**Direction**
In the data below, find each line containing the string "title" and return it.

**Records for this task**
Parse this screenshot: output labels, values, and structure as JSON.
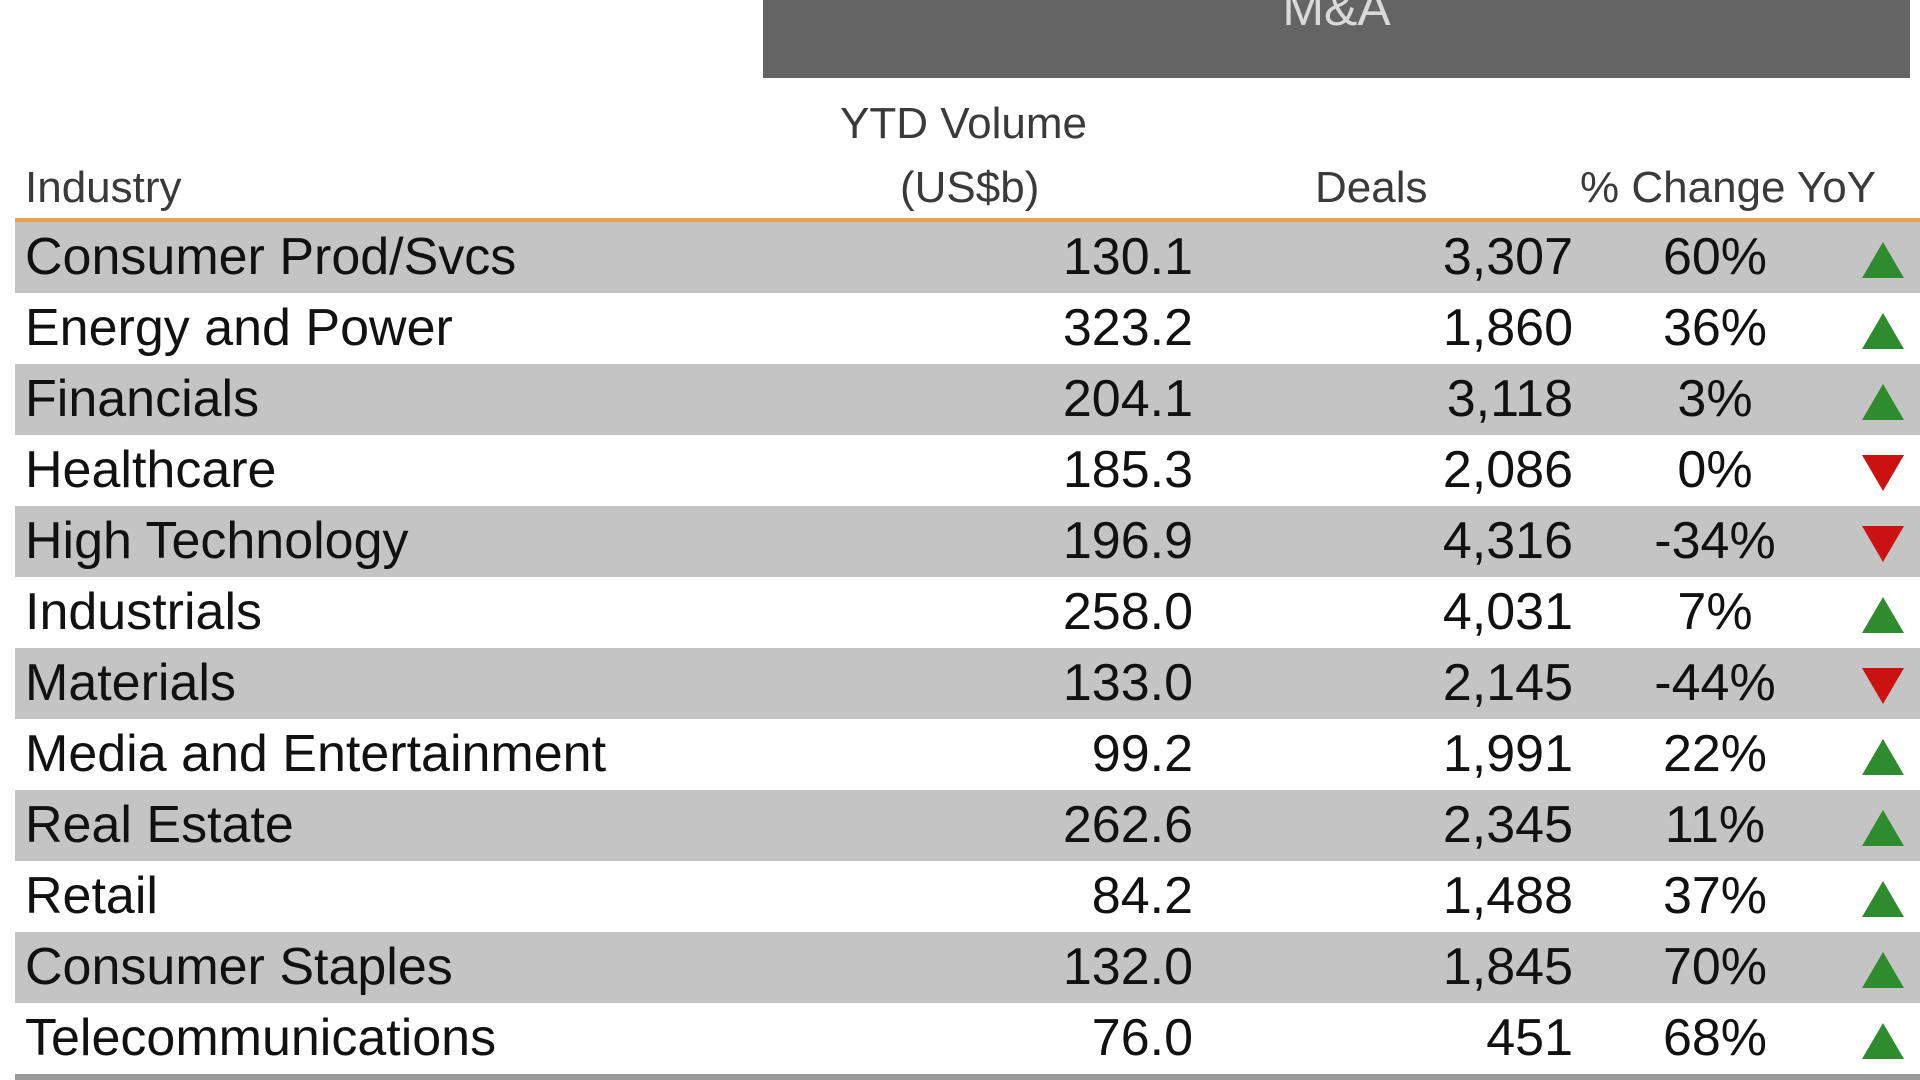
{
  "chart_data": {
    "type": "table",
    "title": "M&A",
    "columns": [
      "Industry",
      "YTD Volume (US$b)",
      "Deals",
      "% Change YoY"
    ],
    "rows": [
      {
        "industry": "Consumer Prod/Svcs",
        "volume": "130.1",
        "deals": "3,307",
        "change": "60%",
        "direction": "up"
      },
      {
        "industry": "Energy and Power",
        "volume": "323.2",
        "deals": "1,860",
        "change": "36%",
        "direction": "up"
      },
      {
        "industry": "Financials",
        "volume": "204.1",
        "deals": "3,118",
        "change": "3%",
        "direction": "up"
      },
      {
        "industry": "Healthcare",
        "volume": "185.3",
        "deals": "2,086",
        "change": "0%",
        "direction": "down"
      },
      {
        "industry": "High Technology",
        "volume": "196.9",
        "deals": "4,316",
        "change": "-34%",
        "direction": "down"
      },
      {
        "industry": "Industrials",
        "volume": "258.0",
        "deals": "4,031",
        "change": "7%",
        "direction": "up"
      },
      {
        "industry": "Materials",
        "volume": "133.0",
        "deals": "2,145",
        "change": "-44%",
        "direction": "down"
      },
      {
        "industry": "Media and Entertainment",
        "volume": "99.2",
        "deals": "1,991",
        "change": "22%",
        "direction": "up"
      },
      {
        "industry": "Real Estate",
        "volume": "262.6",
        "deals": "2,345",
        "change": "11%",
        "direction": "up"
      },
      {
        "industry": "Retail",
        "volume": "84.2",
        "deals": "1,488",
        "change": "37%",
        "direction": "up"
      },
      {
        "industry": "Consumer Staples",
        "volume": "132.0",
        "deals": "1,845",
        "change": "70%",
        "direction": "up"
      },
      {
        "industry": "Telecommunications",
        "volume": "76.0",
        "deals": "451",
        "change": "68%",
        "direction": "up"
      }
    ]
  },
  "header": {
    "title": "M&A",
    "industry": "Industry",
    "volume_line1": "YTD Volume",
    "volume_line2": "(US$b)",
    "deals": "Deals",
    "change": "% Change YoY"
  },
  "colors": {
    "banner": "#646464",
    "rule": "#e8a04a",
    "row_alt": "#c4c4c4",
    "up": "#2e8b2e",
    "down": "#cc1111"
  },
  "icons": {
    "up": "green-up-triangle-icon",
    "down": "red-down-triangle-icon"
  }
}
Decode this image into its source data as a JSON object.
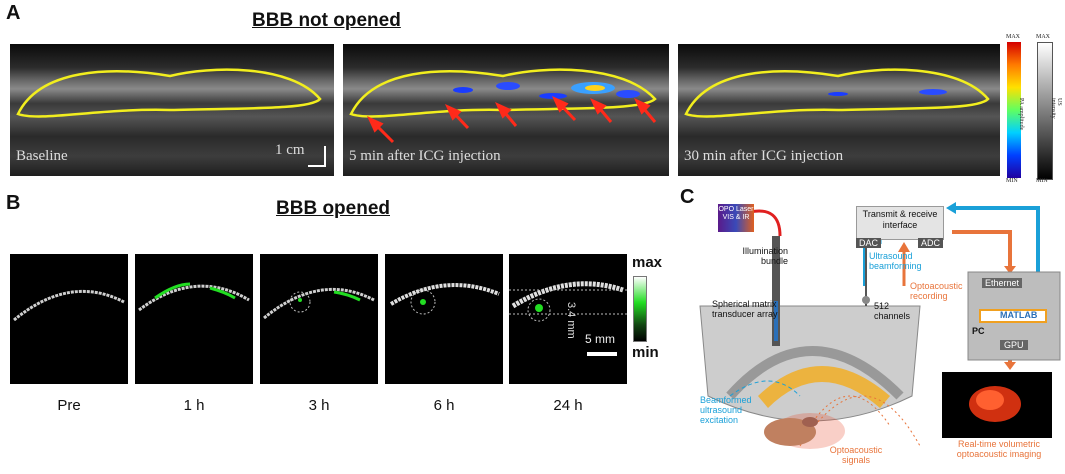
{
  "panelA": {
    "letter": "A",
    "heading": "BBB not opened",
    "images": [
      {
        "label": "Baseline"
      },
      {
        "label": "5 min after ICG injection"
      },
      {
        "label": "30 min after ICG injection"
      }
    ],
    "scalebar": "1 cm",
    "colorbar1": {
      "max": "MAX",
      "min": "MIN",
      "title": "PA amplitude"
    },
    "colorbar2": {
      "max": "MAX",
      "min": "MIN",
      "title": "US intensity"
    }
  },
  "panelB": {
    "letter": "B",
    "heading": "BBB opened",
    "timepoints": [
      "Pre",
      "1 h",
      "3 h",
      "6 h",
      "24 h"
    ],
    "colorbar": {
      "max": "max",
      "min": "min"
    },
    "depth_label": "3.4 mm",
    "scalebar": "5 mm"
  },
  "panelC": {
    "letter": "C",
    "laser": "OPO Laser VIS & IR",
    "illumination": "Illumination bundle",
    "interface": "Transmit & receive interface",
    "dac": "DAC",
    "adc": "ADC",
    "us_beamforming": "Ultrasound beamforming",
    "oa_recording": "Optoacoustic recording",
    "transducer": "Spherical matrix transducer array",
    "channels": "512 channels",
    "ethernet": "Ethernet",
    "matlab": "MATLAB",
    "pc": "PC",
    "gpu": "GPU",
    "beamformed": "Beamformed ultrasound excitation",
    "oa_signals": "Optoacoustic signals",
    "realtime": "Real-time volumetric optoacoustic imaging"
  },
  "colors": {
    "outline": "#f2ee1e",
    "arrow": "#ff2a1a",
    "orange": "#e8743b",
    "blue": "#1aa0d8",
    "green": "#22dd22"
  }
}
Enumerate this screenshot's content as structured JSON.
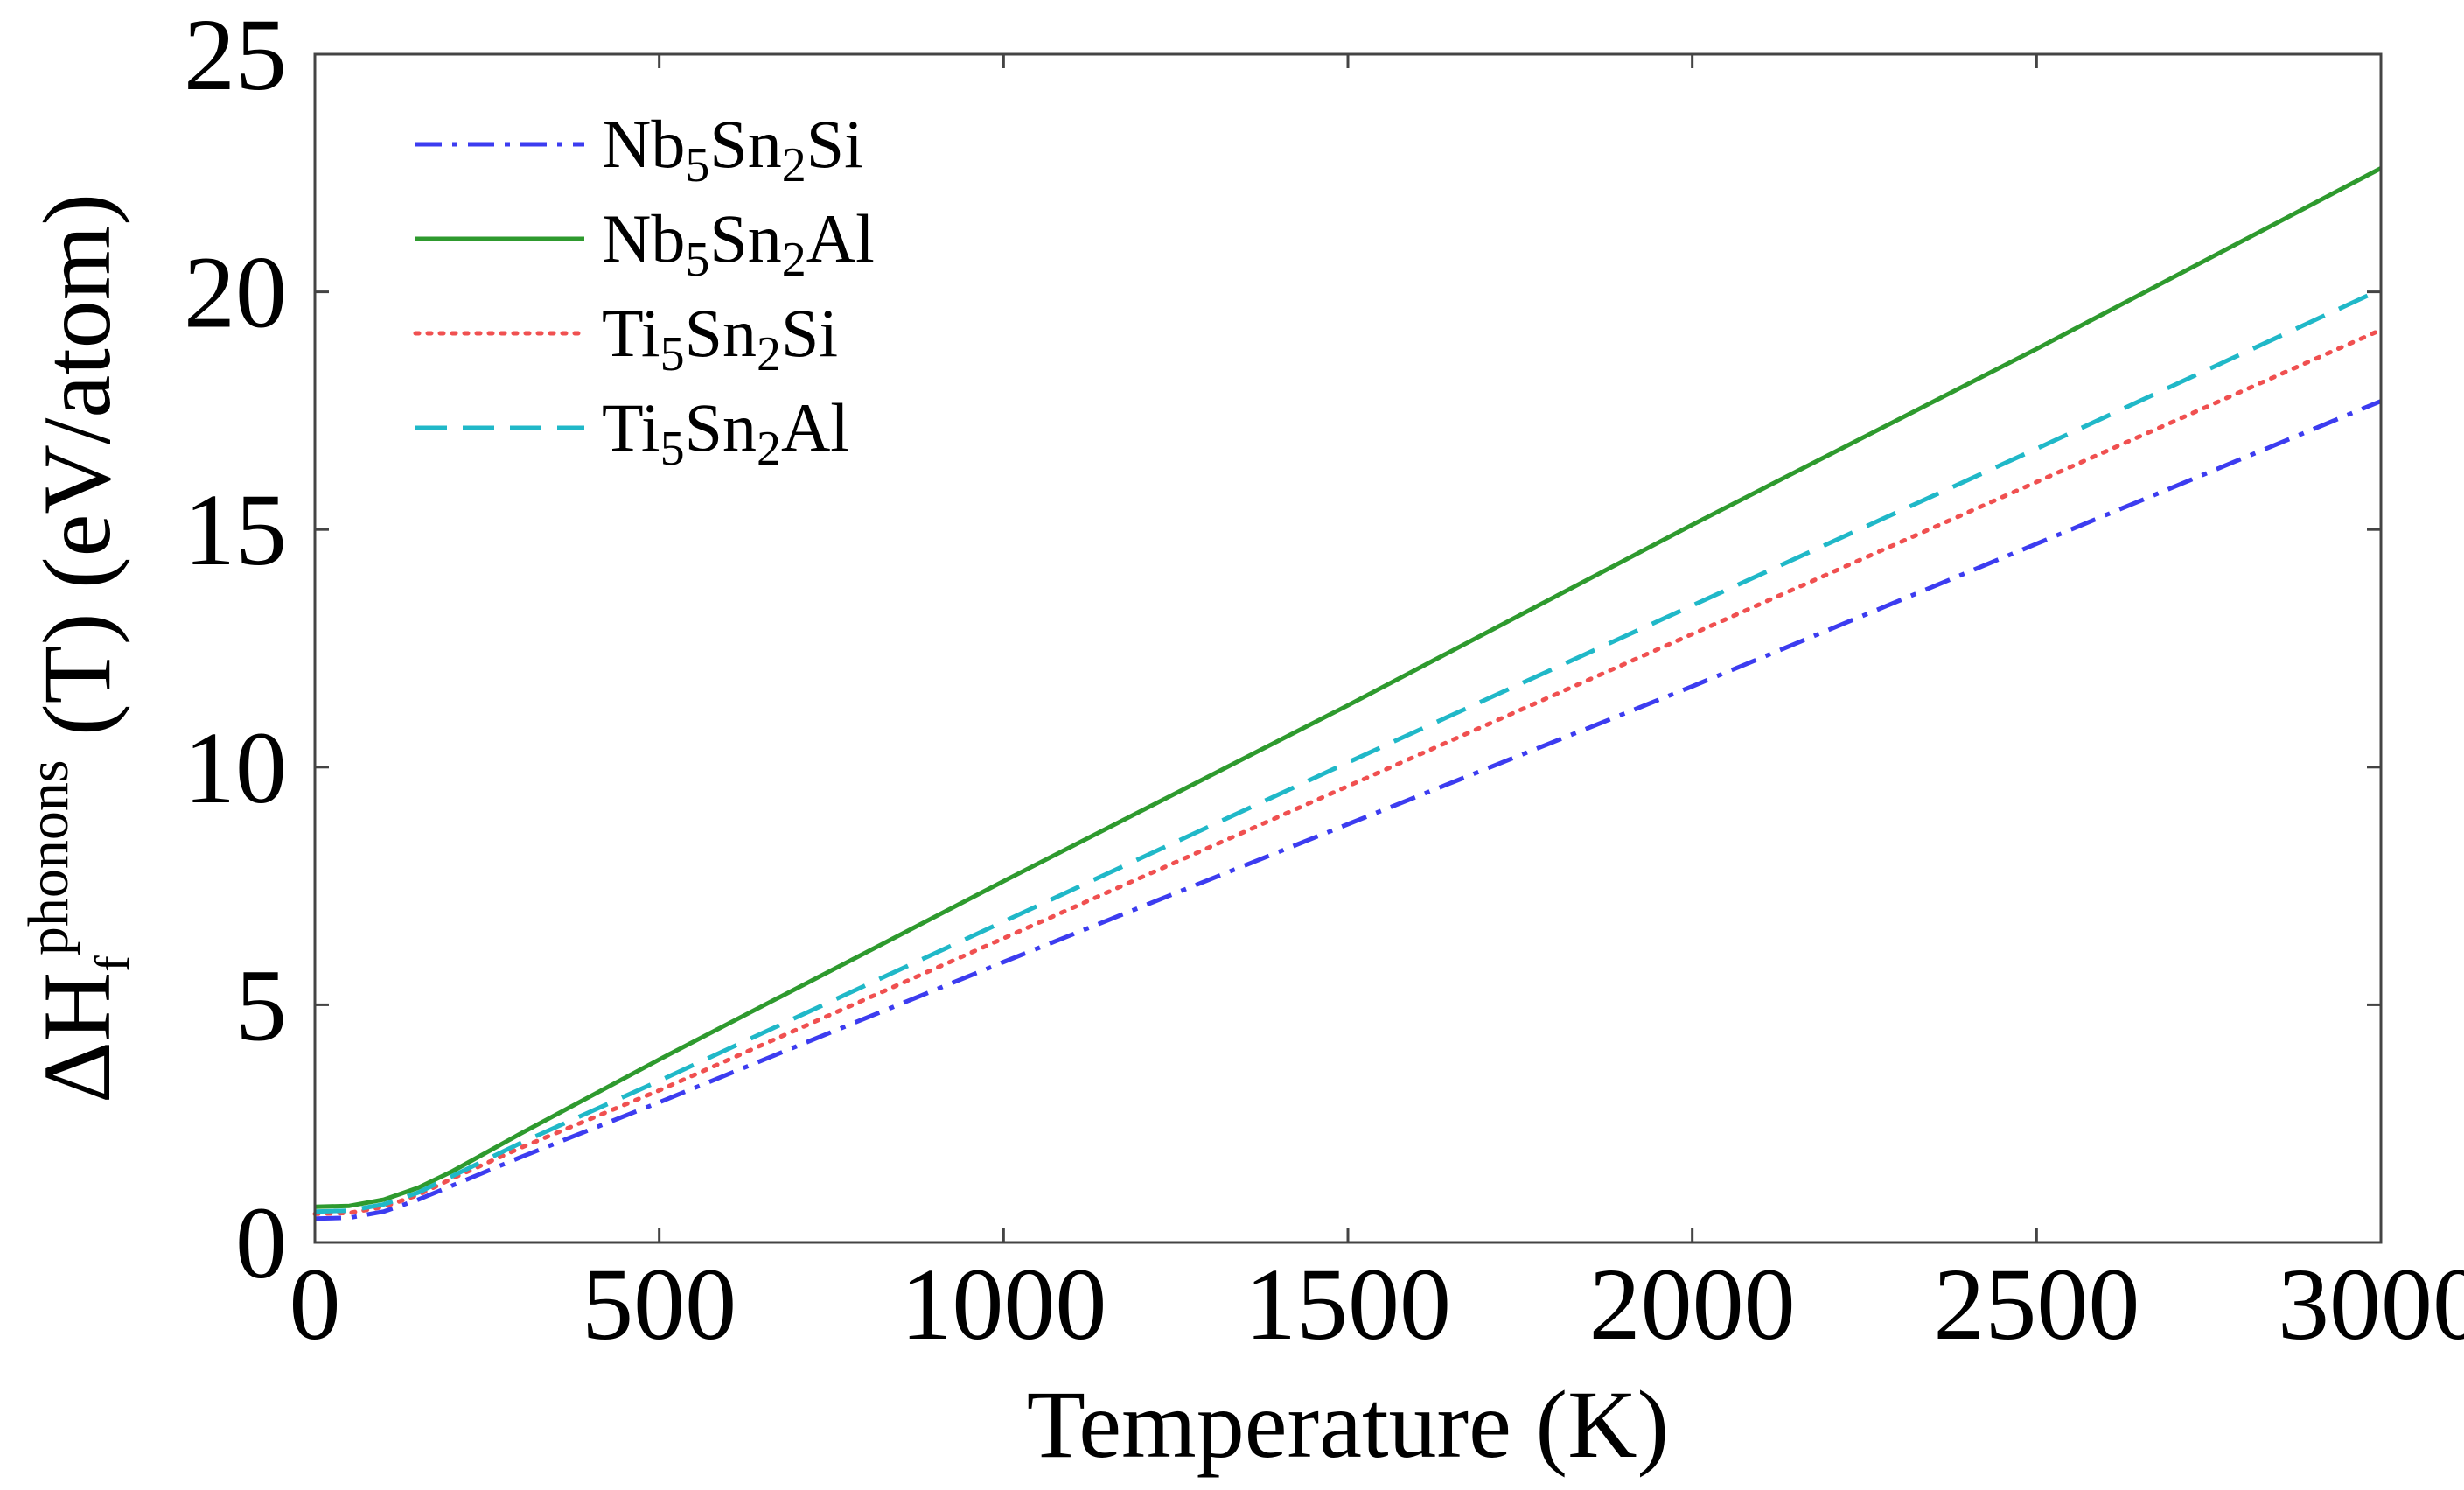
{
  "chart_data": {
    "type": "line",
    "title": "",
    "xlabel": "Temperature (K)",
    "ylabel": {
      "prefix": "ΔH",
      "sub": "f",
      "sup": "phonons",
      "suffix": " (T) (eV/atom)"
    },
    "xlim": [
      0,
      3000
    ],
    "ylim": [
      0,
      25
    ],
    "xticks": [
      0,
      500,
      1000,
      1500,
      2000,
      2500,
      3000
    ],
    "yticks": [
      0,
      5,
      10,
      15,
      20,
      25
    ],
    "grid": false,
    "legend_position": "top-left",
    "series": [
      {
        "name": "Nb5Sn2Si",
        "label_parts": [
          [
            "Nb",
            ""
          ],
          [
            "5",
            "sub"
          ],
          [
            "Sn",
            ""
          ],
          [
            "2",
            "sub"
          ],
          [
            "Si",
            ""
          ]
        ],
        "color": "#3c3cf0",
        "dash": "dashdot",
        "x": [
          0,
          50,
          100,
          150,
          200,
          300,
          500,
          1000,
          1500,
          2000,
          2500,
          3000
        ],
        "y": [
          0.5,
          0.52,
          0.65,
          0.9,
          1.2,
          1.8,
          2.95,
          5.9,
          8.8,
          11.7,
          14.7,
          17.7
        ]
      },
      {
        "name": "Nb5Sn2Al",
        "label_parts": [
          [
            "Nb",
            ""
          ],
          [
            "5",
            "sub"
          ],
          [
            "Sn",
            ""
          ],
          [
            "2",
            "sub"
          ],
          [
            "Al",
            ""
          ]
        ],
        "color": "#2e9a2e",
        "dash": "solid",
        "x": [
          0,
          50,
          100,
          150,
          200,
          300,
          500,
          1000,
          1500,
          2000,
          2500,
          3000
        ],
        "y": [
          0.75,
          0.77,
          0.9,
          1.15,
          1.5,
          2.3,
          3.85,
          7.6,
          11.3,
          15.1,
          18.8,
          22.6
        ]
      },
      {
        "name": "Ti5Sn2Si",
        "label_parts": [
          [
            "Ti",
            ""
          ],
          [
            "5",
            "sub"
          ],
          [
            "Sn",
            ""
          ],
          [
            "2",
            "sub"
          ],
          [
            "Si",
            ""
          ]
        ],
        "color": "#f05050",
        "dash": "dotted",
        "x": [
          0,
          50,
          100,
          150,
          200,
          300,
          500,
          1000,
          1500,
          2000,
          2500,
          3000
        ],
        "y": [
          0.6,
          0.62,
          0.75,
          1.0,
          1.35,
          2.0,
          3.2,
          6.4,
          9.6,
          12.8,
          16.0,
          19.2
        ]
      },
      {
        "name": "Ti5Sn2Al",
        "label_parts": [
          [
            "Ti",
            ""
          ],
          [
            "5",
            "sub"
          ],
          [
            "Sn",
            ""
          ],
          [
            "2",
            "sub"
          ],
          [
            "Al",
            ""
          ]
        ],
        "color": "#20b8c8",
        "dash": "dashed",
        "x": [
          0,
          50,
          100,
          150,
          200,
          300,
          500,
          1000,
          1500,
          2000,
          2500,
          3000
        ],
        "y": [
          0.65,
          0.67,
          0.8,
          1.05,
          1.4,
          2.1,
          3.4,
          6.75,
          10.1,
          13.4,
          16.7,
          20.05
        ]
      }
    ]
  }
}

**Written response**
    "title": "M&A",
    "title": "M&A",
      "title": "PA amplitude"
      "title": "US intensity"
    "title": "",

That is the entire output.